* [Actions to take]
1 – Say whether each statement agrees with the forum post about measuring I/O load. Answer yes or no for each, and quote the words of the post that decide it.
(a) The writer measured the application's I/O load on a workstation using inotifywait.
(b) inotifywait runs on the TACC machines.
(c) The writer tied the seed to the MPI process rank.
2 – List every software name in the sentences of the forum post about measuring I/O load, in the order each first appears. Leave out the web address.
3 – Write what comes next in the forum post about measuring the I/O load of a Geant4 application, starting right after its last sentence.

* [Article]

(begin)

I have benchmarked the I/O load of my application on my workstation with
inotifywait from notify-tools:
https://github.com/rvoicilas/inotify-tools
Unfortunately, this application does not work on TACC machines and I
also believe it is not suitable for HPC. Yaakoub told me to use darshan
and this is how I have reached this point. I mean, I want to write at
least a technical note about Geant4 scalability on Ranger and Lonestar
but I need some numbers for the I/O load and I think darshan can help me
here. I had to include MPI to my Geant4 application and I have linked
the seed to the MPI process rank. Today I have had successful runs which
generated darshan logs.

(end)

* [Stored data]
(begin)

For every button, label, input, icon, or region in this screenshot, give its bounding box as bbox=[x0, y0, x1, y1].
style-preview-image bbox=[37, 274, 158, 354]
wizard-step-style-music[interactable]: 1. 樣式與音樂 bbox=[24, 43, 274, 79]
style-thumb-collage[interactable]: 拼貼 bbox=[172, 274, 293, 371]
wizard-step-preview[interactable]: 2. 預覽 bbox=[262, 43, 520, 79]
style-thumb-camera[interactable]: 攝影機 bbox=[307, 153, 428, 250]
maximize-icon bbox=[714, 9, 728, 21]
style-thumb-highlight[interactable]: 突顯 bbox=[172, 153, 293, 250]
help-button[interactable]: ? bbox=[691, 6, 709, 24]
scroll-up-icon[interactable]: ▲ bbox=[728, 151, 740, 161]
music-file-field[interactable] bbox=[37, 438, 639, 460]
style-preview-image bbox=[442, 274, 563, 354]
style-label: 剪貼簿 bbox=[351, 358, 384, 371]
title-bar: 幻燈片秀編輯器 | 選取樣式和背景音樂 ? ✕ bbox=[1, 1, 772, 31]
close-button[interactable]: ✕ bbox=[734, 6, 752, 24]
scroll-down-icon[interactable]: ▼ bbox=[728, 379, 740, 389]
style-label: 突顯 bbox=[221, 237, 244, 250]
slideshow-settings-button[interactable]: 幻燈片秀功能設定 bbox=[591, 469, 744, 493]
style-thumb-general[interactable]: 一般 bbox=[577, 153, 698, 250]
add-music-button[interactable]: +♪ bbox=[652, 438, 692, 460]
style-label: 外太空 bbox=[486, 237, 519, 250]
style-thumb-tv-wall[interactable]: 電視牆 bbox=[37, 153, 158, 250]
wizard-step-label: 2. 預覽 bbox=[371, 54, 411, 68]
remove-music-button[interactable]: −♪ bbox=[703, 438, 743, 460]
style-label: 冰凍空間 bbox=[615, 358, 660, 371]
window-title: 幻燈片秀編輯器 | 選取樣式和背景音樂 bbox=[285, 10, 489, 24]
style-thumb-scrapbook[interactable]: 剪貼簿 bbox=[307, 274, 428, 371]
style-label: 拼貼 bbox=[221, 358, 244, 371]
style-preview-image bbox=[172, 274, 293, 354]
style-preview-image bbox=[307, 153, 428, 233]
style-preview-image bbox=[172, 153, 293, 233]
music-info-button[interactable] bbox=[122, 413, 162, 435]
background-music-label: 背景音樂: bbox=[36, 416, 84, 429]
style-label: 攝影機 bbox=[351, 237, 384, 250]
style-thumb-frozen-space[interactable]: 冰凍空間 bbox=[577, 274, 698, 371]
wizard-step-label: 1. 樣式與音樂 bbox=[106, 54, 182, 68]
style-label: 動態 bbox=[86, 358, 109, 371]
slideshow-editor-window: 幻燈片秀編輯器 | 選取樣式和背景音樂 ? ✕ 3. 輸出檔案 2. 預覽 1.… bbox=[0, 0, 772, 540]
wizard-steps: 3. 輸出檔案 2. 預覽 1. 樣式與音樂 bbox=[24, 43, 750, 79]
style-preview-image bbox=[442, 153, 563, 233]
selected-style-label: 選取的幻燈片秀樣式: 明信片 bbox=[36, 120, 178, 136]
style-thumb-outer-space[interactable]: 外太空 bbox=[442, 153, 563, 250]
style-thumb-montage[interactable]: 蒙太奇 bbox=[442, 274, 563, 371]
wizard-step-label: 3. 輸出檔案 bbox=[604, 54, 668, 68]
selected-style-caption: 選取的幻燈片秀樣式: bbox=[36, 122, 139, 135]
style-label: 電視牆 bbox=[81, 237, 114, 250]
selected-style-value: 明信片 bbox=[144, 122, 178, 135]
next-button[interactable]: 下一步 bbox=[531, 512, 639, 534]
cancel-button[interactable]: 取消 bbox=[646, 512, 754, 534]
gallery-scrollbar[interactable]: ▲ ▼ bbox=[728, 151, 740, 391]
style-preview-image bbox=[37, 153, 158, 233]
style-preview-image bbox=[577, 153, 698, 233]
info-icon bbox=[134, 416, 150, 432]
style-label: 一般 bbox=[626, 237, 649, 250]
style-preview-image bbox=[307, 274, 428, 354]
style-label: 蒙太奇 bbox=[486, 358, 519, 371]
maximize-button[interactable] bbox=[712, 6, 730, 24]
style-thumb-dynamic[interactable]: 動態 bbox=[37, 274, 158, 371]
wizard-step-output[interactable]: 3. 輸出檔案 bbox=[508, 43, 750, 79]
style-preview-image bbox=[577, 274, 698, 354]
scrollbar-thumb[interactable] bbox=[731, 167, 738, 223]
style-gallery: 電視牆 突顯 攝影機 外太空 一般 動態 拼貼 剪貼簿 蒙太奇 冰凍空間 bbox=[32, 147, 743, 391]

(end)

* [The results]
1 –
(a) Yes: "I have benchmarked the I/O load of my application on my workstation with inotifywait from notify-tools"
(b) No: "this application does not work on TACC machines"
(c) Yes: "I have linked the seed to the MPI process rank"

2 – inotifywait, notify-tools, darshan, Geant4, MPI

3 –
To come back to your question. My application is statically linked
because I want to avoid any I/O overload. From this perspective it make
sense to have all the local libraries statically linked so I can
distribute(eliminate) the I/O load. I fee I can better control the data
flow with scripts like 'cache_binary' (this script is executed before
ibrun if thousand of cores are used in the simulation). This is the only
reason I prefer static over dynamic libraries. In any case I will test
darshan with dynamic libs as well but the aim is to have all the local
libraries statically linked in my final application.
Sorry for the extremely long e-mail. I hope it makes sense.
Thanks,
Dragos
Dragos Constantin, PhD
Research Associate
Department of Radiology
Stanford University
Lucas MRS Center
1201 Welch Rd., PS-055
Stanford CA 94305
Office: (650) 736-9961
Fax: (650) 723-5795
On 11/28/2012 5:31 PM, Bill Barth wrote:
> Dragos,
>
> Your directories are available on all the compute nodes on Ranger, so if
> your darshan dynamic libs are in any of your directories, you should be
> able to set your LD_LIBRARYPATH or the executable rpath appropriately to
> point at your version of the darshan dynamic libraries.
>
> Is there a reason you prefer the static version?
>
> Bill.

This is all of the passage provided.